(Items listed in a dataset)
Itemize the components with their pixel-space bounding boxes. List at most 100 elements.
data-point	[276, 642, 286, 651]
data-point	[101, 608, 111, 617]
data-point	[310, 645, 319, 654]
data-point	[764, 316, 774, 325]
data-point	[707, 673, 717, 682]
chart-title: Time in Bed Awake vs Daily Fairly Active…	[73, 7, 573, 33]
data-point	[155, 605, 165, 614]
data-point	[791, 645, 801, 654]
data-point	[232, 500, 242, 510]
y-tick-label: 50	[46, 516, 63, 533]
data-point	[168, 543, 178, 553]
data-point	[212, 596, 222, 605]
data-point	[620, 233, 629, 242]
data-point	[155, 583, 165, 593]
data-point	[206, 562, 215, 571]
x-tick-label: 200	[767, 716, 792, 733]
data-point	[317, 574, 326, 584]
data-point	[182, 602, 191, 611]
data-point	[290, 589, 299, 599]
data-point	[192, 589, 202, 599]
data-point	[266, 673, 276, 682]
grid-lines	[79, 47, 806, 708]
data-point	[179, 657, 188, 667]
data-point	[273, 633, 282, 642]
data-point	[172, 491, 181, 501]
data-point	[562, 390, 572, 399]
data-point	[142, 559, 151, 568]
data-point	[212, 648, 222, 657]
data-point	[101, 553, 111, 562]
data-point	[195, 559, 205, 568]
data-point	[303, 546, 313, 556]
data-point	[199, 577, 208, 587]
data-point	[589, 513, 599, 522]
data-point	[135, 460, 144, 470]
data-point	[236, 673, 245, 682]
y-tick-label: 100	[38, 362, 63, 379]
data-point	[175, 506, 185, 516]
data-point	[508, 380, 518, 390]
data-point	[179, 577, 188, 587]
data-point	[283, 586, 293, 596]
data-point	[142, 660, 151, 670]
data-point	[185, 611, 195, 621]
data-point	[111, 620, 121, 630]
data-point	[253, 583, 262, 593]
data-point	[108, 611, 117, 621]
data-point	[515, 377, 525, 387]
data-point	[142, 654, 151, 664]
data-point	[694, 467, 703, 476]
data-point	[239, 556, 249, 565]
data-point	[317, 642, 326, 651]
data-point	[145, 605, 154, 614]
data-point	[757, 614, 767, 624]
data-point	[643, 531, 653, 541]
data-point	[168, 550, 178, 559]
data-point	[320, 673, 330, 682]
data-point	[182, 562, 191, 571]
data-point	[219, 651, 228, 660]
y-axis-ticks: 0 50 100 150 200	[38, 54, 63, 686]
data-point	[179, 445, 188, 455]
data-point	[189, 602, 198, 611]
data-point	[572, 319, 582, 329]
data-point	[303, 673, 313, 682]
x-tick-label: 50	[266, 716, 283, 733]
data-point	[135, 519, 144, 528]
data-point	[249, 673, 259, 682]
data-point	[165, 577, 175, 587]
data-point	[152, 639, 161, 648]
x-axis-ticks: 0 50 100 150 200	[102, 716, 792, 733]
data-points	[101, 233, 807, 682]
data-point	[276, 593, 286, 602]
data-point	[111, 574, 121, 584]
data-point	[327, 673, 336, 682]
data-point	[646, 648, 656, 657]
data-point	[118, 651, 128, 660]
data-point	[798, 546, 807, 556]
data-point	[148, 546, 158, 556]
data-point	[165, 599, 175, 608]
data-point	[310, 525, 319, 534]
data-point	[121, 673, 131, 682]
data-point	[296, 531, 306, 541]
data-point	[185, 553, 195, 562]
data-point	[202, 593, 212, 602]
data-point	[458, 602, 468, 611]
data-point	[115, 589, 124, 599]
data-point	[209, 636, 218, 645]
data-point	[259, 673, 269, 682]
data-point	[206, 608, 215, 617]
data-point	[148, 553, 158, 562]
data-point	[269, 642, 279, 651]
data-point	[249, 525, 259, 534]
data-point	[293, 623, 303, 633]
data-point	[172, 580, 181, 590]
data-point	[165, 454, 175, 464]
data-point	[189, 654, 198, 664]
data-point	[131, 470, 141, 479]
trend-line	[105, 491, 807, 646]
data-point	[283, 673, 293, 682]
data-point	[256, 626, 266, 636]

- _TASK DESCRIPTION_
Copy every line of the listing above word for word, with no changes.

- _SOLUTION TO THIS EXERCISE_
Itemize the components with their pixel-space bounding boxes. List at most 100 elements.
data-point	[276, 642, 286, 651]
data-point	[101, 608, 111, 617]
data-point	[310, 645, 319, 654]
data-point	[764, 316, 774, 325]
data-point	[707, 673, 717, 682]
chart-title: Time in Bed Awake vs Daily Fairly Active…	[73, 7, 573, 33]
data-point	[155, 605, 165, 614]
data-point	[791, 645, 801, 654]
data-point	[232, 500, 242, 510]
y-tick-label: 50	[46, 516, 63, 533]
data-point	[168, 543, 178, 553]
data-point	[212, 596, 222, 605]
data-point	[620, 233, 629, 242]
data-point	[155, 583, 165, 593]
data-point	[206, 562, 215, 571]
x-tick-label: 200	[767, 716, 792, 733]
data-point	[317, 574, 326, 584]
data-point	[182, 602, 191, 611]
data-point	[290, 589, 299, 599]
data-point	[192, 589, 202, 599]
data-point	[266, 673, 276, 682]
grid-lines	[79, 47, 806, 708]
data-point	[179, 657, 188, 667]
data-point	[273, 633, 282, 642]
data-point	[172, 491, 181, 501]
data-point	[562, 390, 572, 399]
data-point	[142, 559, 151, 568]
data-point	[212, 648, 222, 657]
data-point	[101, 553, 111, 562]
data-point	[195, 559, 205, 568]
data-point	[303, 546, 313, 556]
data-point	[199, 577, 208, 587]
data-point	[589, 513, 599, 522]
data-point	[135, 460, 144, 470]
data-point	[236, 673, 245, 682]
y-tick-label: 100	[38, 362, 63, 379]
data-point	[175, 506, 185, 516]
data-point	[508, 380, 518, 390]
data-point	[179, 577, 188, 587]
data-point	[283, 586, 293, 596]
data-point	[142, 660, 151, 670]
data-point	[185, 611, 195, 621]
data-point	[111, 620, 121, 630]
data-point	[253, 583, 262, 593]
data-point	[108, 611, 117, 621]
data-point	[515, 377, 525, 387]
data-point	[142, 654, 151, 664]
data-point	[694, 467, 703, 476]
data-point	[239, 556, 249, 565]
data-point	[317, 642, 326, 651]
data-point	[145, 605, 154, 614]
data-point	[757, 614, 767, 624]
data-point	[643, 531, 653, 541]
data-point	[168, 550, 178, 559]
data-point	[320, 673, 330, 682]
data-point	[182, 562, 191, 571]
data-point	[219, 651, 228, 660]
y-axis-ticks: 0 50 100 150 200	[38, 54, 63, 686]
data-point	[179, 445, 188, 455]
data-point	[189, 602, 198, 611]
data-point	[572, 319, 582, 329]
data-point	[303, 673, 313, 682]
x-tick-label: 50	[266, 716, 283, 733]
data-point	[135, 519, 144, 528]
data-point	[249, 673, 259, 682]
data-point	[165, 577, 175, 587]
data-point	[152, 639, 161, 648]
x-axis-ticks: 0 50 100 150 200	[102, 716, 792, 733]
data-points	[101, 233, 807, 682]
data-point	[276, 593, 286, 602]
data-point	[111, 574, 121, 584]
data-point	[327, 673, 336, 682]
data-point	[646, 648, 656, 657]
data-point	[118, 651, 128, 660]
data-point	[798, 546, 807, 556]
data-point	[148, 546, 158, 556]
data-point	[165, 599, 175, 608]
data-point	[310, 525, 319, 534]
data-point	[121, 673, 131, 682]
data-point	[296, 531, 306, 541]
data-point	[185, 553, 195, 562]
data-point	[202, 593, 212, 602]
data-point	[458, 602, 468, 611]
data-point	[115, 589, 124, 599]
data-point	[209, 636, 218, 645]
data-point	[259, 673, 269, 682]
data-point	[206, 608, 215, 617]
data-point	[148, 553, 158, 562]
data-point	[269, 642, 279, 651]
data-point	[249, 525, 259, 534]
data-point	[293, 623, 303, 633]
data-point	[172, 580, 181, 590]
data-point	[165, 454, 175, 464]
data-point	[189, 654, 198, 664]
data-point	[131, 470, 141, 479]
trend-line	[105, 491, 807, 646]
data-point	[283, 673, 293, 682]
data-point	[256, 626, 266, 636]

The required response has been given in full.